Work task: Copy all lines in the material holding the string "valleprotein".

*** Opening Data listing ***

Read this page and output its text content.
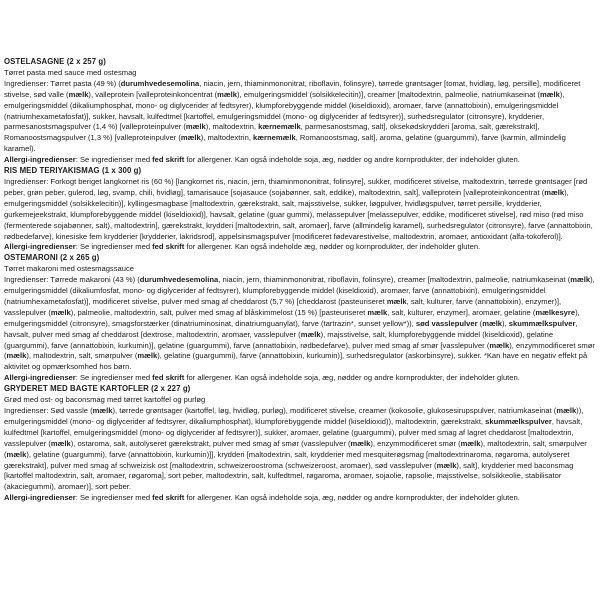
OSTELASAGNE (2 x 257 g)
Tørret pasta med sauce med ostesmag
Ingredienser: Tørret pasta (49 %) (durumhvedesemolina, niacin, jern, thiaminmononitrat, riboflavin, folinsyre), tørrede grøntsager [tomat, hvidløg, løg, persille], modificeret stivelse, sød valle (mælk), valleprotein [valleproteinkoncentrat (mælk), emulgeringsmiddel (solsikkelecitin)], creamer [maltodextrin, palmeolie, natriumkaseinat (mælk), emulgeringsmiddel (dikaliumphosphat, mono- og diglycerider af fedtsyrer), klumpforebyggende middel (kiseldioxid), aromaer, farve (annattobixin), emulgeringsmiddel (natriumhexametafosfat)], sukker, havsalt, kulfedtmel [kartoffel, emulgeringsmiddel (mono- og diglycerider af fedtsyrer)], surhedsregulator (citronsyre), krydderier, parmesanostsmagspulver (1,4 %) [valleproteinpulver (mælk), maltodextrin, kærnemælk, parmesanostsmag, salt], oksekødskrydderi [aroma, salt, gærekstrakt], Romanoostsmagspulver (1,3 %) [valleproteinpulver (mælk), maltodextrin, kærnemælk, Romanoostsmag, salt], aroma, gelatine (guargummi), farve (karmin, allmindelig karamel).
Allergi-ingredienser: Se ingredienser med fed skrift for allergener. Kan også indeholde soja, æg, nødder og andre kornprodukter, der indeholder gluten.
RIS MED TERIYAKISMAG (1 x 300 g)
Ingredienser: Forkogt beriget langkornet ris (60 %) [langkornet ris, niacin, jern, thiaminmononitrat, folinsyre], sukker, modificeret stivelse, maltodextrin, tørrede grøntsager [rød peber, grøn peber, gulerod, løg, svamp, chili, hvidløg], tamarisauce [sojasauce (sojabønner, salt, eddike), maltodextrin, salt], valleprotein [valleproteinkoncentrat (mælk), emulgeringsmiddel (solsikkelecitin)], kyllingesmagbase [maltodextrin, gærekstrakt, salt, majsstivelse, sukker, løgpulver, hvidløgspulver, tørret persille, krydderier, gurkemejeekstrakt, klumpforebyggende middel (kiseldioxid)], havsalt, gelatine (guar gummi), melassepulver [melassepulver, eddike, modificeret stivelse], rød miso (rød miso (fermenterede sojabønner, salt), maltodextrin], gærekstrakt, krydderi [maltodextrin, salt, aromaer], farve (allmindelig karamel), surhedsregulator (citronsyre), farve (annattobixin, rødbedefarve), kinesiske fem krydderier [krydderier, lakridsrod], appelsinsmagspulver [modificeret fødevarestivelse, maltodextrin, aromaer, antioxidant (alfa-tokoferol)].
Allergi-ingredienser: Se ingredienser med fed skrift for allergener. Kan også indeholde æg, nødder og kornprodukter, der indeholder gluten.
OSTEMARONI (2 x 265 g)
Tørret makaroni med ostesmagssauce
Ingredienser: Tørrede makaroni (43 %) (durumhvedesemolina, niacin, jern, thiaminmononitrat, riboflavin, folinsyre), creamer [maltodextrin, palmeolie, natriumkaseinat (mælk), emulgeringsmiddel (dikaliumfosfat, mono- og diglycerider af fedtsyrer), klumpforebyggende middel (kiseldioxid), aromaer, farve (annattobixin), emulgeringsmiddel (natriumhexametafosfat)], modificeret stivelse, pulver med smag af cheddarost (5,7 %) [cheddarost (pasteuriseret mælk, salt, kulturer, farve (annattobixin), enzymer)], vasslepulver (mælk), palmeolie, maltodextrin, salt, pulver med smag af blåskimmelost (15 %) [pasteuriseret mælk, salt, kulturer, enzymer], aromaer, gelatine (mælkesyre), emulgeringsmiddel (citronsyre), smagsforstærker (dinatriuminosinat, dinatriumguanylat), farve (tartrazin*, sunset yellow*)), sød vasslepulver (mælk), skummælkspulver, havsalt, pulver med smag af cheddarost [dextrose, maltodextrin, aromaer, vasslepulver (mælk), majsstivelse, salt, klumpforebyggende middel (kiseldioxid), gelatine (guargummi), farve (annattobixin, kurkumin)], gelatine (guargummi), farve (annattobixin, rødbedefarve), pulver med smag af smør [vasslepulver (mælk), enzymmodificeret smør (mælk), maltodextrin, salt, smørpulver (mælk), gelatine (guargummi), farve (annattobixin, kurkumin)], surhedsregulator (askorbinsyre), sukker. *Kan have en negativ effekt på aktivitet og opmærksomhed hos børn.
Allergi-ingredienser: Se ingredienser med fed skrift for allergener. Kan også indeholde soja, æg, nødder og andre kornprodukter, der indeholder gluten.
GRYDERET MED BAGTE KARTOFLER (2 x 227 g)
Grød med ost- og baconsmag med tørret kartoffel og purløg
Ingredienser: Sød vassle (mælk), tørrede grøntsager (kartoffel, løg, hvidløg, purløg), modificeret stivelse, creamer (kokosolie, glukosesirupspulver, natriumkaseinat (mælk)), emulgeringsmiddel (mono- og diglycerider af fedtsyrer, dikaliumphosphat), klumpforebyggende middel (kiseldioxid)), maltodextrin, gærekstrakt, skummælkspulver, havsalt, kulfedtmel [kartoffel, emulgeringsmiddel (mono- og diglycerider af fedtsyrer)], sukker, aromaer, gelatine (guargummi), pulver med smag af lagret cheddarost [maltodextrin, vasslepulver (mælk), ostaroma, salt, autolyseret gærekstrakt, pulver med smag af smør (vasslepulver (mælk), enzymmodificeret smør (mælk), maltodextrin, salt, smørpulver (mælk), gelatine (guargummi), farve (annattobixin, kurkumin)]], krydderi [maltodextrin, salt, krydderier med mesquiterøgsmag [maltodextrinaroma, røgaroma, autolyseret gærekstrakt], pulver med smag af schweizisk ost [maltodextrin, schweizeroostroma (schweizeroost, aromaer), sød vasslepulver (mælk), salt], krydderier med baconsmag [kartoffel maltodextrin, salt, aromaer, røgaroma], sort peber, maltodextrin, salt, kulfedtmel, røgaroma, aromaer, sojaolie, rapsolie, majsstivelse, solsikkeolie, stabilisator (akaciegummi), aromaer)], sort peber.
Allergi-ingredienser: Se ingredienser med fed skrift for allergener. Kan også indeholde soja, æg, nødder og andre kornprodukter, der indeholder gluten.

*** Closing Data listing ***

Exercise result:
Ingredienser: Tørret pasta (49 %) (durumhvedesemolina, niacin, jern, thiaminmononitrat, riboflavin, folinsyre), tørrede grøntsager [tomat, hvidløg, løg, persille], modificeret stivelse, sød valle (mælk), valleprotein [valleproteinkoncentrat (mælk), emulgeringsmiddel (solsikkelecitin)], creamer [maltodextrin, palmeolie, natriumkaseinat (mælk), emulgeringsmiddel (dikaliumphosphat, mono- og diglycerider af fedtsyrer), klumpforebyggende middel (kiseldioxid), aromaer, farve (annattobixin), emulgeringsmiddel (natriumhexametafosfat)], sukker, havsalt, kulfedtmel [kartoffel, emulgeringsmiddel (mono- og diglycerider af fedtsyrer)], surhedsregulator (citronsyre), krydderier, parmesanostsmagspulver (1,4 %) [valleproteinpulver (mælk), maltodextrin, kærnemælk, parmesanostsmag, salt], oksekødskrydderi [aroma, salt, gærekstrakt], Romanoostsmagspulver (1,3 %) [valleproteinpulver (mælk), maltodextrin, kærnemælk, Romanoostsmag, salt], aroma, gelatine (guargummi), farve (karmin, allmindelig karamel).
Ingredienser: Forkogt beriget langkornet ris (60 %) [langkornet ris, niacin, jern, thiaminmononitrat, folinsyre], sukker, modificeret stivelse, maltodextrin, tørrede grøntsager [rød peber, grøn peber, gulerod, løg, svamp, chili, hvidløg], tamarisauce [sojasauce (sojabønner, salt, eddike), maltodextrin, salt], valleprotein [valleproteinkoncentrat (mælk), emulgeringsmiddel (solsikkelecitin)], kyllingesmagbase [maltodextrin, gærekstrakt, salt, majsstivelse, sukker, løgpulver, hvidløgspulver, tørret persille, krydderier, gurkemejeekstrakt, klumpforebyggende middel (kiseldioxid)], havsalt, gelatine (guar gummi), melassepulver [melassepulver, eddike, modificeret stivelse], rød miso (rød miso (fermenterede sojabønner, salt), maltodextrin], gærekstrakt, krydderi [maltodextrin, salt, aromaer], farve (allmindelig karamel), surhedsregulator (citronsyre), farve (annattobixin, rødbedefarve), kinesiske fem krydderier [krydderier, lakridsrod], appelsinsmagspulver [modificeret fødevarestivelse, maltodextrin, aromaer, antioxidant (alfa-tokoferol)].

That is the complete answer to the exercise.